> Your objective:
Read the lines that follow and tally those with the word "système"; give the number and nothing else.

>> Start

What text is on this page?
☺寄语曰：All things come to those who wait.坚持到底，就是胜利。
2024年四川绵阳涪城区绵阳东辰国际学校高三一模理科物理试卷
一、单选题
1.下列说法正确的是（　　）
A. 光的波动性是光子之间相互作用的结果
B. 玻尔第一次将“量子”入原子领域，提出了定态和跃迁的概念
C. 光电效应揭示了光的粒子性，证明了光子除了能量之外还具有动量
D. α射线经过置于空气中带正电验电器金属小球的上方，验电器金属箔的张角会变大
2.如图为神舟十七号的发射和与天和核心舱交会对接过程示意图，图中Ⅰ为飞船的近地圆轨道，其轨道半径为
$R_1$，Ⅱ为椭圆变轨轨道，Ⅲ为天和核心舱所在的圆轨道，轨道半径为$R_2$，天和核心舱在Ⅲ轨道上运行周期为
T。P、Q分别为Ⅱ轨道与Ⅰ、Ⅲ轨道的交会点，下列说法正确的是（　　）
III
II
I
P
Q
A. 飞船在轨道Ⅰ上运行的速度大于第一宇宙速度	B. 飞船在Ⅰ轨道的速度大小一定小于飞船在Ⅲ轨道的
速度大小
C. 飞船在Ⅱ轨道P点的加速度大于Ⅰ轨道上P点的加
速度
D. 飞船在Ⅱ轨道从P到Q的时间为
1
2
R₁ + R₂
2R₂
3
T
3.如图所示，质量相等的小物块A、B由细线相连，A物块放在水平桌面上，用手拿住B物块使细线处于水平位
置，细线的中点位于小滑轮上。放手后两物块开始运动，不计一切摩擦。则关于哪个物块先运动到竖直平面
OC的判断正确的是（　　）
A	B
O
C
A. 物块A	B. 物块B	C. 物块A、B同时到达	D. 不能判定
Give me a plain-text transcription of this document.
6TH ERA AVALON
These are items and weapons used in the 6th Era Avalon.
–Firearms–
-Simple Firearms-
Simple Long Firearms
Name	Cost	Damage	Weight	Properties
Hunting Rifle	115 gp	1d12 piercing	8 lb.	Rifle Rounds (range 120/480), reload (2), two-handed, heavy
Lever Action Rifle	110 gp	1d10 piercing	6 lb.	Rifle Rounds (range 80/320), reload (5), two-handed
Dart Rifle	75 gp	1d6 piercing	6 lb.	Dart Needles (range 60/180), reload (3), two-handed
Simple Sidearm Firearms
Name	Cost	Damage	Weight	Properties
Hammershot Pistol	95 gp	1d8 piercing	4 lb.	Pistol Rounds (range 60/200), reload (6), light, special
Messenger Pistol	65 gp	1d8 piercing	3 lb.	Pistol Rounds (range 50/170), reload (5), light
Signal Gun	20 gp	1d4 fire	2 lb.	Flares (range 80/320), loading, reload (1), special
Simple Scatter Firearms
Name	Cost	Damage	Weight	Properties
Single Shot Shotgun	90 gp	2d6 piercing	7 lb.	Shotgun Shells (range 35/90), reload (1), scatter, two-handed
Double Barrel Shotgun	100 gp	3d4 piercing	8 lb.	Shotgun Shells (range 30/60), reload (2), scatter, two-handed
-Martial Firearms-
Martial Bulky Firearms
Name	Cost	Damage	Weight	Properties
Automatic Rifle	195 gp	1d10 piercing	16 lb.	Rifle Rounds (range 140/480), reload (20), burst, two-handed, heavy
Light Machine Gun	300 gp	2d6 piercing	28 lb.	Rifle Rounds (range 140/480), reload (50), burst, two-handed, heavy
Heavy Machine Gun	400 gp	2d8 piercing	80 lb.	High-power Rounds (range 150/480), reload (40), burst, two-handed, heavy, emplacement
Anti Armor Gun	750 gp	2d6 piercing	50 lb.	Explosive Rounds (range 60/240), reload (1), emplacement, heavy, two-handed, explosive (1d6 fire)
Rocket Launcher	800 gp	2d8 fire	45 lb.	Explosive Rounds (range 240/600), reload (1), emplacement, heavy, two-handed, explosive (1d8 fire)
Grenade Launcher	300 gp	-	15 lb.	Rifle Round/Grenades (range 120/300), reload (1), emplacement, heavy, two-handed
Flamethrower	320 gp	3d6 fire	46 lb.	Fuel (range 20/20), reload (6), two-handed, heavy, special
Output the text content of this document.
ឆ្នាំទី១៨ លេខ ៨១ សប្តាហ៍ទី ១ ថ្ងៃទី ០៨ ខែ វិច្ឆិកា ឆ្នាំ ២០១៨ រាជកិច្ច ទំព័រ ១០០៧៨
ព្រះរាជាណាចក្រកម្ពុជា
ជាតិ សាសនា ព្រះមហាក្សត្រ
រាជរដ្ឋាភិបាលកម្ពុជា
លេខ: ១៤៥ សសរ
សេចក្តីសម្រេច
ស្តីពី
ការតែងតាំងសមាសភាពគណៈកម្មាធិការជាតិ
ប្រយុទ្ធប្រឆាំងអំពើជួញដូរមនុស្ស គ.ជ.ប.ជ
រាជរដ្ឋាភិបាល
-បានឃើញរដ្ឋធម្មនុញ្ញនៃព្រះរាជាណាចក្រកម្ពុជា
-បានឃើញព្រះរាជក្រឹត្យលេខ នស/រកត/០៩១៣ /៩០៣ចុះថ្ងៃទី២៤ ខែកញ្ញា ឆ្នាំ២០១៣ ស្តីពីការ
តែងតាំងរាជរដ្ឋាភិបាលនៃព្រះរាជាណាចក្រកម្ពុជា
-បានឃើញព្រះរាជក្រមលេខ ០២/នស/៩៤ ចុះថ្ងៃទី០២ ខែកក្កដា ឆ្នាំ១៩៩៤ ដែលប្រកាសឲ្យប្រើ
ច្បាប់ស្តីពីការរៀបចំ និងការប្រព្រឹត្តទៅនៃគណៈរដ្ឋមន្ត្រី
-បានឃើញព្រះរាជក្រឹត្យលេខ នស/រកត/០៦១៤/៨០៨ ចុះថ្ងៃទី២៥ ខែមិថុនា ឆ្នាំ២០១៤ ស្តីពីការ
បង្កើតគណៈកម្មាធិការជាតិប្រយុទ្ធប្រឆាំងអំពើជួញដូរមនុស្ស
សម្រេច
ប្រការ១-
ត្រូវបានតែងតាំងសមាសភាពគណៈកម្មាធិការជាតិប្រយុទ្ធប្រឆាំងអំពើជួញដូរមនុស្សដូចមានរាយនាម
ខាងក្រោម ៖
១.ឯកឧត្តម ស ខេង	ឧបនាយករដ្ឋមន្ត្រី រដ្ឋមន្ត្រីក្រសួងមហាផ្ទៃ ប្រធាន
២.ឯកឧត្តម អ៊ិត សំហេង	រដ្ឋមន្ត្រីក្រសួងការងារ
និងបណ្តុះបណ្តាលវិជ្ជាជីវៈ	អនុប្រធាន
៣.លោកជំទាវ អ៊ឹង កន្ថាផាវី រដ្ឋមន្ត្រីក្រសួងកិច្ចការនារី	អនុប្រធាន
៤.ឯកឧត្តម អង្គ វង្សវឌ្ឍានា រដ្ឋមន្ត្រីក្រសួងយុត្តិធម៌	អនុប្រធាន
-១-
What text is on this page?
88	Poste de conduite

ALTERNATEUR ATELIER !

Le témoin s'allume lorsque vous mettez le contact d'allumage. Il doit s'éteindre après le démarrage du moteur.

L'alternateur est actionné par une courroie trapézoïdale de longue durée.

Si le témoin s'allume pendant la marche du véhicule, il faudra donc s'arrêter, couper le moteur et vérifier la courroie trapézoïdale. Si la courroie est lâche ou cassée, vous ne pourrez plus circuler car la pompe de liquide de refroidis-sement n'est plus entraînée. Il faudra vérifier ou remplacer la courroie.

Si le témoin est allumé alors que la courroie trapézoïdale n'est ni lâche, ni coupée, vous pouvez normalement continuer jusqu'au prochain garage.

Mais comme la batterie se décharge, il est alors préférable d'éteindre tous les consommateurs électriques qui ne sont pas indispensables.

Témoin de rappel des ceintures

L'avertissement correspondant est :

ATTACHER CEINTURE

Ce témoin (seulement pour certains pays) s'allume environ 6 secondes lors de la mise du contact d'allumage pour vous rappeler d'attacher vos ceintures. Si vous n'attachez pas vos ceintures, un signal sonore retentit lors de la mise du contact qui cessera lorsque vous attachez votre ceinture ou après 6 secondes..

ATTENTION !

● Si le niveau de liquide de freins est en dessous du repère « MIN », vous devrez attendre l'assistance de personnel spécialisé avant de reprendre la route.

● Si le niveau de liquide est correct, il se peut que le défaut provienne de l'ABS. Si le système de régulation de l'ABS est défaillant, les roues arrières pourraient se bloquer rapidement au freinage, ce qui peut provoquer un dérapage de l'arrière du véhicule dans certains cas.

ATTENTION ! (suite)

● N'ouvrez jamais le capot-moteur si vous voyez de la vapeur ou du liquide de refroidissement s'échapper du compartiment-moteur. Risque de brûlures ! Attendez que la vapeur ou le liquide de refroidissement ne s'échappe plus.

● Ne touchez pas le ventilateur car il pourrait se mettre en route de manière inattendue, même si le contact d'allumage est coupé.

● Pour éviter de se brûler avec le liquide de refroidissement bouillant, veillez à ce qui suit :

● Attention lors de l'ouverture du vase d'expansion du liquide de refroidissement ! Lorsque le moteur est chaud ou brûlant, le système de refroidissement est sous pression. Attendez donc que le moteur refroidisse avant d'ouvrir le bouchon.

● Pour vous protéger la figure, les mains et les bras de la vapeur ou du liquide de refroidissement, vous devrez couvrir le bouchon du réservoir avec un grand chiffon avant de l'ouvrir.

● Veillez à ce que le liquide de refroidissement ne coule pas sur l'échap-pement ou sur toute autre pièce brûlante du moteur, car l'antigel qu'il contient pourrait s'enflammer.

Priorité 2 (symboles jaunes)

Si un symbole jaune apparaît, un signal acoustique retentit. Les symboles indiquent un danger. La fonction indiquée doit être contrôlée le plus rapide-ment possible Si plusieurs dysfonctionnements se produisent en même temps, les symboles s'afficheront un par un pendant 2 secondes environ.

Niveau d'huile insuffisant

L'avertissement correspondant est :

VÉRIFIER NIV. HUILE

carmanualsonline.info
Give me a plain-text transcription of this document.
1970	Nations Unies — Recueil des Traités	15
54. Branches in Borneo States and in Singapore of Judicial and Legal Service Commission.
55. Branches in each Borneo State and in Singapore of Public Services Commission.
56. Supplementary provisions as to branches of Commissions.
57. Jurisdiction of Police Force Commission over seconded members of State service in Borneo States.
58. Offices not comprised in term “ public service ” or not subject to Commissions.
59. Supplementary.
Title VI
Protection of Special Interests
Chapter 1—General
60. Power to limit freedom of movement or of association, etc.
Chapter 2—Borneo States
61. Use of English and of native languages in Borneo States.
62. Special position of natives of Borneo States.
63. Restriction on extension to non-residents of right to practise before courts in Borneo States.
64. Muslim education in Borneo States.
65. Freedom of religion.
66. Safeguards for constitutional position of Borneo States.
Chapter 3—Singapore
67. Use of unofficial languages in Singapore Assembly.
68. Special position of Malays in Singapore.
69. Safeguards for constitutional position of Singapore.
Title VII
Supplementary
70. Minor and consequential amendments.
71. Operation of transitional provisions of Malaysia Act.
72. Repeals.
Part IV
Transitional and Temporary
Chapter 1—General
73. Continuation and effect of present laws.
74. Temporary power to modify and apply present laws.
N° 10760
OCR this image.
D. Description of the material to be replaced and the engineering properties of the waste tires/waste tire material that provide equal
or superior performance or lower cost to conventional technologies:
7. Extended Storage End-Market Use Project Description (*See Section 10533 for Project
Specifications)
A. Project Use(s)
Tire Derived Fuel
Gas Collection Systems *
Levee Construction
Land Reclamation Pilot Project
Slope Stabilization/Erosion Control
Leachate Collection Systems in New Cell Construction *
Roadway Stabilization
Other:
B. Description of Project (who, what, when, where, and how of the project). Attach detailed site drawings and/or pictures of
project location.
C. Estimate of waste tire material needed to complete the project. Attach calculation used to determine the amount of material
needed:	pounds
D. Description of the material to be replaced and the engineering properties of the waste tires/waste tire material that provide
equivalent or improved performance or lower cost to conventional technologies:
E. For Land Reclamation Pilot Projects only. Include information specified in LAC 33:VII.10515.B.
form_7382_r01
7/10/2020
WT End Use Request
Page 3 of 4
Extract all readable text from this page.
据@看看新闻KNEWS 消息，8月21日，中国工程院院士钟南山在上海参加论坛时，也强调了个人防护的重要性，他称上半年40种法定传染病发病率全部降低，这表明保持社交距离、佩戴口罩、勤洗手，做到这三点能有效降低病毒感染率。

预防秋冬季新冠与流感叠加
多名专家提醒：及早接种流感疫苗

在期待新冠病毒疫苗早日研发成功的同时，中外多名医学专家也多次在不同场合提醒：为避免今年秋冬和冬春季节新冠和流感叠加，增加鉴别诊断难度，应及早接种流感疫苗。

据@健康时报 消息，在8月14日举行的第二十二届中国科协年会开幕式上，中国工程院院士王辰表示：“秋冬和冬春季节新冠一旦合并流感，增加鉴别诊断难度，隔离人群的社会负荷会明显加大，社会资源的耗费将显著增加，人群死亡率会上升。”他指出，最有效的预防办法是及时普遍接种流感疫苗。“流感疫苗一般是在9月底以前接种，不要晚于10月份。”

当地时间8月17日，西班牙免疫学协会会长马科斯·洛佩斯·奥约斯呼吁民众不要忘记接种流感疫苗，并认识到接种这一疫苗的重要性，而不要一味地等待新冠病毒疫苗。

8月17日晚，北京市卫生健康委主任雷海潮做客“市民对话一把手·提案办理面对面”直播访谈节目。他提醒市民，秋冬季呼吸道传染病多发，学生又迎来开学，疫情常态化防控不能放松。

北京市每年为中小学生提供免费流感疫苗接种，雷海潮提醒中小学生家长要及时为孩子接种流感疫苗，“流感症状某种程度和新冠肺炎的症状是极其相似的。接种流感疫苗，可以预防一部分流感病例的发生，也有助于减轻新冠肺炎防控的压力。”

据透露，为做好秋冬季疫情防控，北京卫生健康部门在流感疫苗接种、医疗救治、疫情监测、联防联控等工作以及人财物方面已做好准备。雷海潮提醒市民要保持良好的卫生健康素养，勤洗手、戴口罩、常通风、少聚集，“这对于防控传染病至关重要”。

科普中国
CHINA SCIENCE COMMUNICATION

>> End

> Finished answer:
2